**Provided text:**
# # # # # # #

Sunday, December 6, 2009

Decontextualization, Part 1: Sum Ergo Cogito

In my last post I asked "what is wrong with the mainstream cognitive science view of internal 
representation?" (more or less). The answer in a word: decontextualization. There are many  directions the Western intellectual tradition might have taken in building on the Greek's skepticism and attempts to explain how we manage to perceive and act (largely) adaptively while connected to the world only by our senses. One interesting direction might have been to notice that we are also always acting in the world, and our senses are exquisitely tuned for successful interaction with our particular needs and niches in the environment which we share with other living things. We could have looked to a broader context, asking ourselves what about living creatures' interaction with their surroundings allows them to do what they do. For one thing is certainly true - all of us are always doing something, and often the stakes are high.

Instead, with a few brief diversions like the Romantics, we went into our heads. We interpreted veridical perception as a "problem" and created centuries of Gedanken experiments to try to puzzle it out. In short, we fell in love with the kind of formal reasoning that at least seems to be unique to us humans. Later, in response to the difficulty of applying the strict experimental approach of Behaviorism to our "higher" faculties, practitioners of the emerging field of cognitive science sought the same kind of abstract intellectual modeling tools that are so helpful in physics. When I was in graduate school many of us used to call this "physics envy." In trying to understand our own cognitive capabilities in terms of internal representation and other formal structures, huge edifices of "black box" mechanisms have been created in apparent violation of Occam's razor. How can the "simplest explanation" include so many constructs for the operation of perception, memory, logical reasoning, language, attention, and even computation when the physiological operations of the brain that MUST underlie these phenomena are completely unknown, or at best still so poorly understood? Why do we continue to deny the existence of many of these cognitive capacities to other animals when their success in navigating the world in spite of problems that have vexed us since the Greeks is self evident?

In my own graduate work, I had the privilege of working with animal subjects before I started working with people. I know from personal experience that what you learn about the cognitive capabilities of a subject can be very different when you are approaching cognition from an abstract or more contextual and naturalistic perspective. I personally spent many hours showing pigeons various slides to see if they could learn to understand simple categories such as "green bar" or the more challenging "green bar without a red dot". Well, it turns out pigeons can take a really long time to learn these things that seem so elementary to us. On the other hand, I had a colleague who studied pigeons' perceptual capabilities using more ecologically relevant situations for them. He took a handful of red wheat and tossed it onto a tile of multi-colored gravel he used in his experiments. The wheat completely disappeared - I stared at the tile for minutes without finding a single grain. He said that a pigeon can clear that handful of grain off that tile in a few seconds, its beak a complete blur as it strikes at one kernel after another.

# # # # # # #

**Listed entries:**
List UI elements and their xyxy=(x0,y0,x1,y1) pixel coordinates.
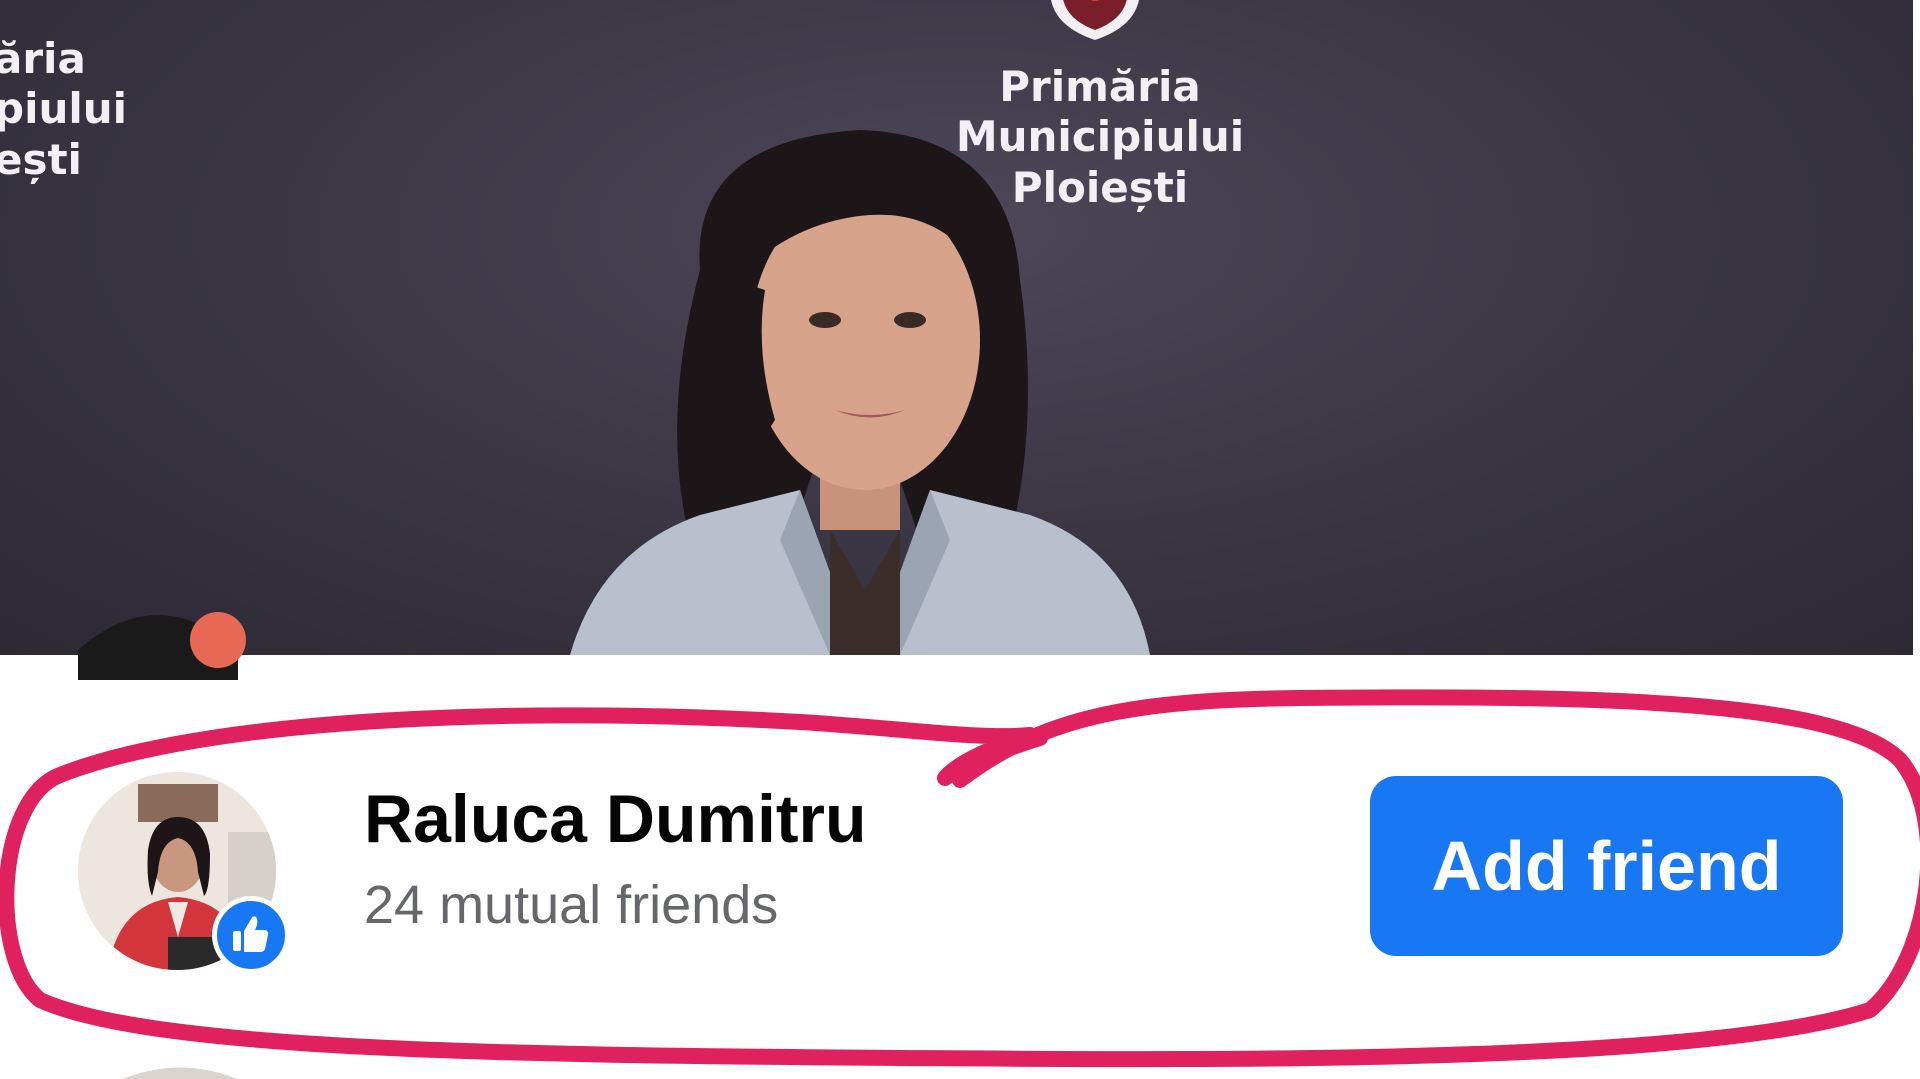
mutual-friends-count[interactable]: 24 mutual friends xyxy=(364,874,778,936)
add-friend-button[interactable]: Add friend xyxy=(1370,776,1843,956)
friend-name[interactable]: Raluca Dumitru xyxy=(364,780,867,858)
backdrop-center-line: Primăria xyxy=(999,62,1201,111)
friend-suggestion-row[interactable]: Raluca Dumitru 24 mutual friends Add fri… xyxy=(0,740,1920,980)
backdrop-left-line: ăria xyxy=(0,34,86,83)
screenshot-page: ăria piului ești Primăria Municipiului P… xyxy=(0,0,1920,1079)
crest-logo xyxy=(1051,0,1139,40)
person-photo xyxy=(570,130,1150,655)
banner-edge xyxy=(1913,0,1920,655)
thumbs-up-icon xyxy=(233,916,269,952)
cover-photo[interactable]: ăria piului ești Primăria Municipiului P… xyxy=(0,0,1913,655)
next-row-avatar xyxy=(122,1067,238,1079)
backdrop-text-left: ăria piului ești xyxy=(0,34,127,185)
previous-row-avatar xyxy=(78,612,246,680)
backdrop-left-line: ești xyxy=(0,134,82,184)
backdrop-left-line: piului xyxy=(0,84,128,134)
like-badge xyxy=(212,896,290,974)
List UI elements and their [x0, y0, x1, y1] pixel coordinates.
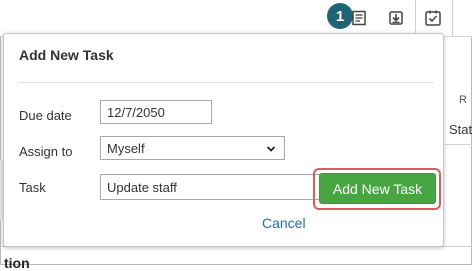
assign-to-label: Assign to [19, 144, 73, 159]
background-section-heading: tion [4, 255, 30, 271]
popup-title: Add New Task [19, 47, 114, 63]
chevron-down-icon [266, 146, 276, 152]
due-date-value: 12/7/2050 [107, 104, 165, 120]
task-value: Update staff [107, 179, 177, 195]
due-date-label: Due date [19, 108, 72, 123]
add-task-popup: Add New Task Due date 12/7/2050 Assign t… [3, 33, 444, 247]
background-column-header: Stat [449, 122, 472, 137]
due-date-field[interactable]: 12/7/2050 [100, 100, 212, 124]
background-tab-label: R [459, 94, 467, 106]
cancel-button[interactable]: Cancel [262, 215, 306, 231]
task-checkbox-icon[interactable] [420, 5, 446, 31]
assign-to-value: Myself [107, 140, 145, 156]
assign-to-select[interactable]: Myself [100, 136, 285, 160]
download-icon[interactable] [383, 5, 409, 31]
notes-icon[interactable] [346, 5, 372, 31]
add-new-task-button[interactable]: Add New Task [319, 173, 436, 204]
task-label: Task [19, 180, 46, 195]
popup-divider [18, 82, 434, 83]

# # # # # # #

**List of tasks:**
• A. In the decontextualization post, what did the writer and fellow graduate students call the search for the abstract modeling tools used in physics?
• B. Translate this sentence from the decontextualization post into Spanish: "The wheat completely disappeared - I stared at the tile for minutes without finding a single grain."

**The responses:**
• A. They called it "physics envy."

• B. El trigo desapareció por completo: me quedé mirando la baldosa durante minutos sin encontrar un solo grano.